» EXERCISE TASK
Take the data below and repeat it exactly.

>> begin DATA SECTION

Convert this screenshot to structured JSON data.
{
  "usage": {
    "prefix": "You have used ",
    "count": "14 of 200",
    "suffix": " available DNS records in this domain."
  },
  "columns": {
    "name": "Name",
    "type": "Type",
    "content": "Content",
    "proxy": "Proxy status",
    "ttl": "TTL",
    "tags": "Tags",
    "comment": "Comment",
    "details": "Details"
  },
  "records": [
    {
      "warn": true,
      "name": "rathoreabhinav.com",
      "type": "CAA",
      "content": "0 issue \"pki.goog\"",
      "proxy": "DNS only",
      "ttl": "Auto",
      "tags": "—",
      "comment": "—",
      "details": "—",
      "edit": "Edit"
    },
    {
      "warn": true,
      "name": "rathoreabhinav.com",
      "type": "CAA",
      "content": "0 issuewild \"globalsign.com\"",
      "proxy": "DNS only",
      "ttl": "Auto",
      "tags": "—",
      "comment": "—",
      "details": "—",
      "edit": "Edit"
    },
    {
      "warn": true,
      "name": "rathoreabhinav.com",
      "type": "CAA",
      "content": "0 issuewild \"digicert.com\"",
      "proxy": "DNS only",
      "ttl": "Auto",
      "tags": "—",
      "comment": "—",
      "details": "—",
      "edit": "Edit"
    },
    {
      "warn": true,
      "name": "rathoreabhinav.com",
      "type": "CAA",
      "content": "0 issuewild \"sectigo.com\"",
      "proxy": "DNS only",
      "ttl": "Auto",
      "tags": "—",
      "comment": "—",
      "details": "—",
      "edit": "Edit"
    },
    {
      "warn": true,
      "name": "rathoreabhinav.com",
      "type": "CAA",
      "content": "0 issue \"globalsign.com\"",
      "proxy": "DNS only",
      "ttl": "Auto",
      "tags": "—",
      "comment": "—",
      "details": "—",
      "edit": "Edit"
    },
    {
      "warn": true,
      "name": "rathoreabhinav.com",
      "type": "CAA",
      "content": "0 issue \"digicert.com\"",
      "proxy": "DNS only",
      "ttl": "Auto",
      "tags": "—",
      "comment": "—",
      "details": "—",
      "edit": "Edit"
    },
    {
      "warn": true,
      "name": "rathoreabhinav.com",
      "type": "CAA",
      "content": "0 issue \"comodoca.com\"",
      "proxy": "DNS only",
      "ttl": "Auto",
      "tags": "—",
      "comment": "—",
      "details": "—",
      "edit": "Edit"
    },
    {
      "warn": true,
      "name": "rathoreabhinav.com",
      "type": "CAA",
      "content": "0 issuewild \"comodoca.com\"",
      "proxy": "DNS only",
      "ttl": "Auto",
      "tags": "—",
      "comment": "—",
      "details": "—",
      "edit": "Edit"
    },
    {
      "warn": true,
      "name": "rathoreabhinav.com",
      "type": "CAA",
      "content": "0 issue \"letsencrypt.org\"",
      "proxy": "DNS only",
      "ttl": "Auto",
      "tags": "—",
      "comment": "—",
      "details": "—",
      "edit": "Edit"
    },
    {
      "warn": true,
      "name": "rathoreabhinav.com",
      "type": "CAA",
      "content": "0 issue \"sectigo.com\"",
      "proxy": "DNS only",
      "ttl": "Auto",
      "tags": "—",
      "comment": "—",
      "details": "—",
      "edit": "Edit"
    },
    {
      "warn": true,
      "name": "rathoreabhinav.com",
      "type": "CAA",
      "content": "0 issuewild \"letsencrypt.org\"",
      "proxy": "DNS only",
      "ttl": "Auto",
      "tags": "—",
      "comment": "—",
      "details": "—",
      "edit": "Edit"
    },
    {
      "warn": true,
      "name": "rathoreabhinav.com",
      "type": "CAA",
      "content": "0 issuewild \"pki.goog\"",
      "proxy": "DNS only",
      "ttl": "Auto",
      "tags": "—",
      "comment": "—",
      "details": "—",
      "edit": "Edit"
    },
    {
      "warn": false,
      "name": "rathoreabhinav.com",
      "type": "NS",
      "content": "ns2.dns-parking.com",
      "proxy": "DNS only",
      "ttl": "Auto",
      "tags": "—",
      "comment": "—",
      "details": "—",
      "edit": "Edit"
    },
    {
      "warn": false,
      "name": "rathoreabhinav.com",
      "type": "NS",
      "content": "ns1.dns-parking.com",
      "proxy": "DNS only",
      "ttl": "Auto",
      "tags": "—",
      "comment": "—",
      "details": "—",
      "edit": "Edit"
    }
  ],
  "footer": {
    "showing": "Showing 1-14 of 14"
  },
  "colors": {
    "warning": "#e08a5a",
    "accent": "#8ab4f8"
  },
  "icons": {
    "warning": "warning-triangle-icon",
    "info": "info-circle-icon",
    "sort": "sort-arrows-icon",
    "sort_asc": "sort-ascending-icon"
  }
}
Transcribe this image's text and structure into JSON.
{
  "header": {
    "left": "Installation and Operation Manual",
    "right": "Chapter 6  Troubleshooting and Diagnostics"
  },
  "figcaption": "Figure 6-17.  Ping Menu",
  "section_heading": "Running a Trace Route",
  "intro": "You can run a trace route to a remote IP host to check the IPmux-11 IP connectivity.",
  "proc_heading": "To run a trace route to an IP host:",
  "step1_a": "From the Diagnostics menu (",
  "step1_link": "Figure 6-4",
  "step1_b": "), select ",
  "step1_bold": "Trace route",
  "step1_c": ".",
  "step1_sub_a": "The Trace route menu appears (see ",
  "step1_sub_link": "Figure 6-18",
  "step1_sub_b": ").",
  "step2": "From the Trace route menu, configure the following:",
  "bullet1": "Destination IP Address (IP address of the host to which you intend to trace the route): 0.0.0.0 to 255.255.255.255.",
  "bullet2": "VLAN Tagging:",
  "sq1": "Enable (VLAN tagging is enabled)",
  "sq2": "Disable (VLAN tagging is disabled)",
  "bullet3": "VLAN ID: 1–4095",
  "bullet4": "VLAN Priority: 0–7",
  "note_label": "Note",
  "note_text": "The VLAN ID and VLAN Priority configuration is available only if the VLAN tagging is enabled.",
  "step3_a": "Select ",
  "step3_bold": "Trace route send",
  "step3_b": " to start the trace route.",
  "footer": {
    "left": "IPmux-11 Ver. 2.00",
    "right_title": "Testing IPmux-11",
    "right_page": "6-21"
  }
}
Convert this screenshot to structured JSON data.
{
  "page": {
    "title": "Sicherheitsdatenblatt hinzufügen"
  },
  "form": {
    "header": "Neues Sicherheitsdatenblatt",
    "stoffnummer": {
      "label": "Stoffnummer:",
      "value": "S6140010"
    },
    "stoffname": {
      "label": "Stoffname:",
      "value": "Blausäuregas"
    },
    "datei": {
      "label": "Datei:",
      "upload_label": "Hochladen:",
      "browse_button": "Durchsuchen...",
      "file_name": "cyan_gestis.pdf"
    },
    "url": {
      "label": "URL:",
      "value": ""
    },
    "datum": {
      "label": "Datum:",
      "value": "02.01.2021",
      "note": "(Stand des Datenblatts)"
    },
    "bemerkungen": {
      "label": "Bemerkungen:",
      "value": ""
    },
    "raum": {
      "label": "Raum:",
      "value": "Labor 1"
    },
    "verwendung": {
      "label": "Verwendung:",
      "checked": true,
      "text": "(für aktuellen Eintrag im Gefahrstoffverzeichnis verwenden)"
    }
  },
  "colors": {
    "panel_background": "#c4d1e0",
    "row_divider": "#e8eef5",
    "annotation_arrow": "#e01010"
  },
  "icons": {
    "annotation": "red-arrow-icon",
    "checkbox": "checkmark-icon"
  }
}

>> end DATA SECTION

» TASK SOLUTION
Convert this screenshot to structured JSON data.
{
  "usage": {
    "prefix": "You have used ",
    "count": "14 of 200",
    "suffix": " available DNS records in this domain."
  },
  "columns": {
    "name": "Name",
    "type": "Type",
    "content": "Content",
    "proxy": "Proxy status",
    "ttl": "TTL",
    "tags": "Tags",
    "comment": "Comment",
    "details": "Details"
  },
  "records": [
    {
      "warn": true,
      "name": "rathoreabhinav.com",
      "type": "CAA",
      "content": "0 issue \"pki.goog\"",
      "proxy": "DNS only",
      "ttl": "Auto",
      "tags": "—",
      "comment": "—",
      "details": "—",
      "edit": "Edit"
    },
    {
      "warn": true,
      "name": "rathoreabhinav.com",
      "type": "CAA",
      "content": "0 issuewild \"globalsign.com\"",
      "proxy": "DNS only",
      "ttl": "Auto",
      "tags": "—",
      "comment": "—",
      "details": "—",
      "edit": "Edit"
    },
    {
      "warn": true,
      "name": "rathoreabhinav.com",
      "type": "CAA",
      "content": "0 issuewild \"digicert.com\"",
      "proxy": "DNS only",
      "ttl": "Auto",
      "tags": "—",
      "comment": "—",
      "details": "—",
      "edit": "Edit"
    },
    {
      "warn": true,
      "name": "rathoreabhinav.com",
      "type": "CAA",
      "content": "0 issuewild \"sectigo.com\"",
      "proxy": "DNS only",
      "ttl": "Auto",
      "tags": "—",
      "comment": "—",
      "details": "—",
      "edit": "Edit"
    },
    {
      "warn": true,
      "name": "rathoreabhinav.com",
      "type": "CAA",
      "content": "0 issue \"globalsign.com\"",
      "proxy": "DNS only",
      "ttl": "Auto",
      "tags": "—",
      "comment": "—",
      "details": "—",
      "edit": "Edit"
    },
    {
      "warn": true,
      "name": "rathoreabhinav.com",
      "type": "CAA",
      "content": "0 issue \"digicert.com\"",
      "proxy": "DNS only",
      "ttl": "Auto",
      "tags": "—",
      "comment": "—",
      "details": "—",
      "edit": "Edit"
    },
    {
      "warn": true,
      "name": "rathoreabhinav.com",
      "type": "CAA",
      "content": "0 issue \"comodoca.com\"",
      "proxy": "DNS only",
      "ttl": "Auto",
      "tags": "—",
      "comment": "—",
      "details": "—",
      "edit": "Edit"
    },
    {
      "warn": true,
      "name": "rathoreabhinav.com",
      "type": "CAA",
      "content": "0 issuewild \"comodoca.com\"",
      "proxy": "DNS only",
      "ttl": "Auto",
      "tags": "—",
      "comment": "—",
      "details": "—",
      "edit": "Edit"
    },
    {
      "warn": true,
      "name": "rathoreabhinav.com",
      "type": "CAA",
      "content": "0 issue \"letsencrypt.org\"",
      "proxy": "DNS only",
      "ttl": "Auto",
      "tags": "—",
      "comment": "—",
      "details": "—",
      "edit": "Edit"
    },
    {
      "warn": true,
      "name": "rathoreabhinav.com",
      "type": "CAA",
      "content": "0 issue \"sectigo.com\"",
      "proxy": "DNS only",
      "ttl": "Auto",
      "tags": "—",
      "comment": "—",
      "details": "—",
      "edit": "Edit"
    },
    {
      "warn": true,
      "name": "rathoreabhinav.com",
      "type": "CAA",
      "content": "0 issuewild \"letsencrypt.org\"",
      "proxy": "DNS only",
      "ttl": "Auto",
      "tags": "—",
      "comment": "—",
      "details": "—",
      "edit": "Edit"
    },
    {
      "warn": true,
      "name": "rathoreabhinav.com",
      "type": "CAA",
      "content": "0 issuewild \"pki.goog\"",
      "proxy": "DNS only",
      "ttl": "Auto",
      "tags": "—",
      "comment": "—",
      "details": "—",
      "edit": "Edit"
    },
    {
      "warn": false,
      "name": "rathoreabhinav.com",
      "type": "NS",
      "content": "ns2.dns-parking.com",
      "proxy": "DNS only",
      "ttl": "Auto",
      "tags": "—",
      "comment": "—",
      "details": "—",
      "edit": "Edit"
    },
    {
      "warn": false,
      "name": "rathoreabhinav.com",
      "type": "NS",
      "content": "ns1.dns-parking.com",
      "proxy": "DNS only",
      "ttl": "Auto",
      "tags": "—",
      "comment": "—",
      "details": "—",
      "edit": "Edit"
    }
  ],
  "footer": {
    "showing": "Showing 1-14 of 14"
  },
  "colors": {
    "warning": "#e08a5a",
    "accent": "#8ab4f8"
  },
  "icons": {
    "warning": "warning-triangle-icon",
    "info": "info-circle-icon",
    "sort": "sort-arrows-icon",
    "sort_asc": "sort-ascending-icon"
  }
}
Transcribe this image's text and structure into JSON.
{
  "header": {
    "left": "Installation and Operation Manual",
    "right": "Chapter 6  Troubleshooting and Diagnostics"
  },
  "figcaption": "Figure 6-17.  Ping Menu",
  "section_heading": "Running a Trace Route",
  "intro": "You can run a trace route to a remote IP host to check the IPmux-11 IP connectivity.",
  "proc_heading": "To run a trace route to an IP host:",
  "step1_a": "From the Diagnostics menu (",
  "step1_link": "Figure 6-4",
  "step1_b": "), select ",
  "step1_bold": "Trace route",
  "step1_c": ".",
  "step1_sub_a": "The Trace route menu appears (see ",
  "step1_sub_link": "Figure 6-18",
  "step1_sub_b": ").",
  "step2": "From the Trace route menu, configure the following:",
  "bullet1": "Destination IP Address (IP address of the host to which you intend to trace the route): 0.0.0.0 to 255.255.255.255.",
  "bullet2": "VLAN Tagging:",
  "sq1": "Enable (VLAN tagging is enabled)",
  "sq2": "Disable (VLAN tagging is disabled)",
  "bullet3": "VLAN ID: 1–4095",
  "bullet4": "VLAN Priority: 0–7",
  "note_label": "Note",
  "note_text": "The VLAN ID and VLAN Priority configuration is available only if the VLAN tagging is enabled.",
  "step3_a": "Select ",
  "step3_bold": "Trace route send",
  "step3_b": " to start the trace route.",
  "footer": {
    "left": "IPmux-11 Ver. 2.00",
    "right_title": "Testing IPmux-11",
    "right_page": "6-21"
  }
}
Convert this screenshot to structured JSON data.
{
  "page": {
    "title": "Sicherheitsdatenblatt hinzufügen"
  },
  "form": {
    "header": "Neues Sicherheitsdatenblatt",
    "stoffnummer": {
      "label": "Stoffnummer:",
      "value": "S6140010"
    },
    "stoffname": {
      "label": "Stoffname:",
      "value": "Blausäuregas"
    },
    "datei": {
      "label": "Datei:",
      "upload_label": "Hochladen:",
      "browse_button": "Durchsuchen...",
      "file_name": "cyan_gestis.pdf"
    },
    "url": {
      "label": "URL:",
      "value": ""
    },
    "datum": {
      "label": "Datum:",
      "value": "02.01.2021",
      "note": "(Stand des Datenblatts)"
    },
    "bemerkungen": {
      "label": "Bemerkungen:",
      "value": ""
    },
    "raum": {
      "label": "Raum:",
      "value": "Labor 1"
    },
    "verwendung": {
      "label": "Verwendung:",
      "checked": true,
      "text": "(für aktuellen Eintrag im Gefahrstoffverzeichnis verwenden)"
    }
  },
  "colors": {
    "panel_background": "#c4d1e0",
    "row_divider": "#e8eef5",
    "annotation_arrow": "#e01010"
  },
  "icons": {
    "annotation": "red-arrow-icon",
    "checkbox": "checkmark-icon"
  }
}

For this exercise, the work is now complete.